## The task
The entries below must be returned exactly as they stand.

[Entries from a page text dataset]
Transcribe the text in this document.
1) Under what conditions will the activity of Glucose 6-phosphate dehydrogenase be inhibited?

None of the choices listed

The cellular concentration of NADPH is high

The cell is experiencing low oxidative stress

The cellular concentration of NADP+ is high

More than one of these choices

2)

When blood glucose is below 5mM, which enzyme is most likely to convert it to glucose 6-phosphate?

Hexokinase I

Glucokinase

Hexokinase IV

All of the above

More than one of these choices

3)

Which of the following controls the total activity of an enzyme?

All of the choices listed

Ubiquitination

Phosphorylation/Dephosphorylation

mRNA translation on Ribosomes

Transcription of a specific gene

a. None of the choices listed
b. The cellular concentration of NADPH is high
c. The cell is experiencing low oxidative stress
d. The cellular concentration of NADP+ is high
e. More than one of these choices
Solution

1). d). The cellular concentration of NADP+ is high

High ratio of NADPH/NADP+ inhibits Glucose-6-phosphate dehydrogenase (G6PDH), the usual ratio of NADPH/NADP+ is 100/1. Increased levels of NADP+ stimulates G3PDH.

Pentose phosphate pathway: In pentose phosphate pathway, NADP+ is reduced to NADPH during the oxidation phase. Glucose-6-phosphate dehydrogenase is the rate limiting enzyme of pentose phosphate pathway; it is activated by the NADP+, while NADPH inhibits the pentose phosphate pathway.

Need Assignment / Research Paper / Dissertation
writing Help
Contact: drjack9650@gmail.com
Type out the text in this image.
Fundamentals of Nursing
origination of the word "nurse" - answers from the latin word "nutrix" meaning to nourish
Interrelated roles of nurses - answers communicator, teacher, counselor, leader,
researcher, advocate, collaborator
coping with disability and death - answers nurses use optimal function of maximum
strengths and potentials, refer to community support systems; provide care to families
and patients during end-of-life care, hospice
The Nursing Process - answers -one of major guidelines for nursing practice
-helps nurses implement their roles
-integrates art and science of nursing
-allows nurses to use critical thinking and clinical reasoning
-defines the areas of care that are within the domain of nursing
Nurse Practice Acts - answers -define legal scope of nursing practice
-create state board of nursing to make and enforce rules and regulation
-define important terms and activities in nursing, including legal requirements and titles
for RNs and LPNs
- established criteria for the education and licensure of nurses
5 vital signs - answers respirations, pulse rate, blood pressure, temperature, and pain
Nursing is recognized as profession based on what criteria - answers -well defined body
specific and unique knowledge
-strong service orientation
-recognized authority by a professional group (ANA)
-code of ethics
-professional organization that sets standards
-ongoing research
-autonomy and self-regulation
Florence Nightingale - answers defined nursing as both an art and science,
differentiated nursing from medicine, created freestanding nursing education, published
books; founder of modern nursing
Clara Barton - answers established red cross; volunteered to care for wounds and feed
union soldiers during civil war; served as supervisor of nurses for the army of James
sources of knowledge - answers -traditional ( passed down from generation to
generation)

## Your response
Transcribe the text in this document.
1) Under what conditions will the activity of Glucose 6-phosphate dehydrogenase be inhibited?

None of the choices listed

The cellular concentration of NADPH is high

The cell is experiencing low oxidative stress

The cellular concentration of NADP+ is high

More than one of these choices

2)

When blood glucose is below 5mM, which enzyme is most likely to convert it to glucose 6-phosphate?

Hexokinase I

Glucokinase

Hexokinase IV

All of the above

More than one of these choices

3)

Which of the following controls the total activity of an enzyme?

All of the choices listed

Ubiquitination

Phosphorylation/Dephosphorylation

mRNA translation on Ribosomes

Transcription of a specific gene

a. None of the choices listed
b. The cellular concentration of NADPH is high
c. The cell is experiencing low oxidative stress
d. The cellular concentration of NADP+ is high
e. More than one of these choices
Solution

1). d). The cellular concentration of NADP+ is high

High ratio of NADPH/NADP+ inhibits Glucose-6-phosphate dehydrogenase (G6PDH), the usual ratio of NADPH/NADP+ is 100/1. Increased levels of NADP+ stimulates G3PDH.

Pentose phosphate pathway: In pentose phosphate pathway, NADP+ is reduced to NADPH during the oxidation phase. Glucose-6-phosphate dehydrogenase is the rate limiting enzyme of pentose phosphate pathway; it is activated by the NADP+, while NADPH inhibits the pentose phosphate pathway.

Need Assignment / Research Paper / Dissertation
writing Help
Contact: drjack9650@gmail.com
Type out the text in this image.
Fundamentals of Nursing
origination of the word "nurse" - answers from the latin word "nutrix" meaning to nourish
Interrelated roles of nurses - answers communicator, teacher, counselor, leader,
researcher, advocate, collaborator
coping with disability and death - answers nurses use optimal function of maximum
strengths and potentials, refer to community support systems; provide care to families
and patients during end-of-life care, hospice
The Nursing Process - answers -one of major guidelines for nursing practice
-helps nurses implement their roles
-integrates art and science of nursing
-allows nurses to use critical thinking and clinical reasoning
-defines the areas of care that are within the domain of nursing
Nurse Practice Acts - answers -define legal scope of nursing practice
-create state board of nursing to make and enforce rules and regulation
-define important terms and activities in nursing, including legal requirements and titles
for RNs and LPNs
- established criteria for the education and licensure of nurses
5 vital signs - answers respirations, pulse rate, blood pressure, temperature, and pain
Nursing is recognized as profession based on what criteria - answers -well defined body
specific and unique knowledge
-strong service orientation
-recognized authority by a professional group (ANA)
-code of ethics
-professional organization that sets standards
-ongoing research
-autonomy and self-regulation
Florence Nightingale - answers defined nursing as both an art and science,
differentiated nursing from medicine, created freestanding nursing education, published
books; founder of modern nursing
Clara Barton - answers established red cross; volunteered to care for wounds and feed
union soldiers during civil war; served as supervisor of nurses for the army of James
sources of knowledge - answers -traditional ( passed down from generation to
generation)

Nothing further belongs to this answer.